Requirement:
Without the images, write out the whole listing exactly.

====

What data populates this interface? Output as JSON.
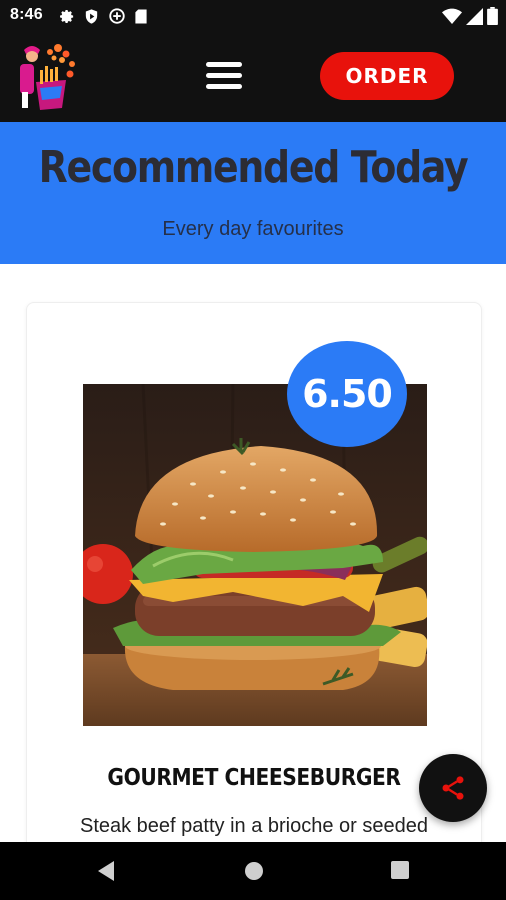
{
  "status_bar": {
    "time": "8:46",
    "left_icons": [
      "gear-icon",
      "play-shield-icon",
      "vpn-icon",
      "sd-card-icon"
    ],
    "right_icons": [
      "wifi-icon",
      "signal-icon",
      "battery-icon"
    ]
  },
  "header": {
    "logo": "brand-logo",
    "menu_icon": "hamburger-menu-icon",
    "order_label": "ORDER",
    "colors": {
      "background": "#111111",
      "order_button": "#e8120c"
    }
  },
  "hero": {
    "title": "Recommended Today",
    "subtitle": "Every day favourites",
    "background": "#2b7bf6"
  },
  "product": {
    "price": "6.50",
    "name": "GOURMET CHEESEBURGER",
    "description": "Steak beef patty in a brioche or seeded",
    "image": "cheeseburger-photo"
  },
  "fab": {
    "icon": "share-icon",
    "icon_color": "#e8120c"
  },
  "nav_bar": {
    "buttons": [
      "back-icon",
      "home-icon",
      "recents-icon"
    ]
  }
}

====

Written answer:
What data populates this interface? Output as JSON.
{
  "status_bar": {
    "time": "8:46",
    "left_icons": [
      "gear-icon",
      "play-shield-icon",
      "vpn-icon",
      "sd-card-icon"
    ],
    "right_icons": [
      "wifi-icon",
      "signal-icon",
      "battery-icon"
    ]
  },
  "header": {
    "logo": "brand-logo",
    "menu_icon": "hamburger-menu-icon",
    "order_label": "ORDER",
    "colors": {
      "background": "#111111",
      "order_button": "#e8120c"
    }
  },
  "hero": {
    "title": "Recommended Today",
    "subtitle": "Every day favourites",
    "background": "#2b7bf6"
  },
  "product": {
    "price": "6.50",
    "name": "GOURMET CHEESEBURGER",
    "description": "Steak beef patty in a brioche or seeded",
    "image": "cheeseburger-photo"
  },
  "fab": {
    "icon": "share-icon",
    "icon_color": "#e8120c"
  },
  "nav_bar": {
    "buttons": [
      "back-icon",
      "home-icon",
      "recents-icon"
    ]
  }
}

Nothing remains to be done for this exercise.